■ **WORK TO BE COMPLETED**
Output every record word for word.

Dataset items

━━━━━━━━

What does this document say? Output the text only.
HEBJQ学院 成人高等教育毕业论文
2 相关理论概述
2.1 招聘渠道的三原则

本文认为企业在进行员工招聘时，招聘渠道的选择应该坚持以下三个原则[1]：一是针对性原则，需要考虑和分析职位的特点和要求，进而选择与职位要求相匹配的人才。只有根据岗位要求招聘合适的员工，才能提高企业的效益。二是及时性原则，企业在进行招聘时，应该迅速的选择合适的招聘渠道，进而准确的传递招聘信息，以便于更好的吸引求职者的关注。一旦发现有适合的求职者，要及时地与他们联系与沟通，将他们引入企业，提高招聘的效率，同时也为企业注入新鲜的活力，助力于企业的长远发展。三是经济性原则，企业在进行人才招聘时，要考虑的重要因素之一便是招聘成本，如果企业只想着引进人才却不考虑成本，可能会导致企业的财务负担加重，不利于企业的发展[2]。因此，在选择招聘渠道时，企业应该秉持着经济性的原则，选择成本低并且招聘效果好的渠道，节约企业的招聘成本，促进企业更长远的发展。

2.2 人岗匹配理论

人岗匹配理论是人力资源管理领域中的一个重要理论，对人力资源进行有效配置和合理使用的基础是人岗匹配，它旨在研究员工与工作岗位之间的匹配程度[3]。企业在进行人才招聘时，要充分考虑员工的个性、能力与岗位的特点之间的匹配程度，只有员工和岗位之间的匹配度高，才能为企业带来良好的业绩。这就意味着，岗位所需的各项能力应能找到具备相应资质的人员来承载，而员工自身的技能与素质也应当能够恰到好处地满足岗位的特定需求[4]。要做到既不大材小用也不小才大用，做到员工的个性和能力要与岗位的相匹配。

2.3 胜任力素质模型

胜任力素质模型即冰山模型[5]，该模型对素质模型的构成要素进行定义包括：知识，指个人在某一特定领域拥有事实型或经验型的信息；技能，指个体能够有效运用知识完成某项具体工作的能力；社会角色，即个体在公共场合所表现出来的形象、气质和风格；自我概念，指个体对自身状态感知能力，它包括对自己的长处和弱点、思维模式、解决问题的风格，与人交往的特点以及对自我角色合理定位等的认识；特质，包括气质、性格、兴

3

━━━━━━━━

■ **FINISHED TASK**
What does this document say? Output the text only.
HEBJQ学院 成人高等教育毕业论文
2 相关理论概述
2.1 招聘渠道的三原则

本文认为企业在进行员工招聘时，招聘渠道的选择应该坚持以下三个原则[1]：一是针对性原则，需要考虑和分析职位的特点和要求，进而选择与职位要求相匹配的人才。只有根据岗位要求招聘合适的员工，才能提高企业的效益。二是及时性原则，企业在进行招聘时，应该迅速的选择合适的招聘渠道，进而准确的传递招聘信息，以便于更好的吸引求职者的关注。一旦发现有适合的求职者，要及时地与他们联系与沟通，将他们引入企业，提高招聘的效率，同时也为企业注入新鲜的活力，助力于企业的长远发展。三是经济性原则，企业在进行人才招聘时，要考虑的重要因素之一便是招聘成本，如果企业只想着引进人才却不考虑成本，可能会导致企业的财务负担加重，不利于企业的发展[2]。因此，在选择招聘渠道时，企业应该秉持着经济性的原则，选择成本低并且招聘效果好的渠道，节约企业的招聘成本，促进企业更长远的发展。

2.2 人岗匹配理论

人岗匹配理论是人力资源管理领域中的一个重要理论，对人力资源进行有效配置和合理使用的基础是人岗匹配，它旨在研究员工与工作岗位之间的匹配程度[3]。企业在进行人才招聘时，要充分考虑员工的个性、能力与岗位的特点之间的匹配程度，只有员工和岗位之间的匹配度高，才能为企业带来良好的业绩。这就意味着，岗位所需的各项能力应能找到具备相应资质的人员来承载，而员工自身的技能与素质也应当能够恰到好处地满足岗位的特定需求[4]。要做到既不大材小用也不小才大用，做到员工的个性和能力要与岗位的相匹配。

2.3 胜任力素质模型

胜任力素质模型即冰山模型[5]，该模型对素质模型的构成要素进行定义包括：知识，指个人在某一特定领域拥有事实型或经验型的信息；技能，指个体能够有效运用知识完成某项具体工作的能力；社会角色，即个体在公共场合所表现出来的形象、气质和风格；自我概念，指个体对自身状态感知能力，它包括对自己的长处和弱点、思维模式、解决问题的风格，与人交往的特点以及对自我角色合理定位等的认识；特质，包括气质、性格、兴

3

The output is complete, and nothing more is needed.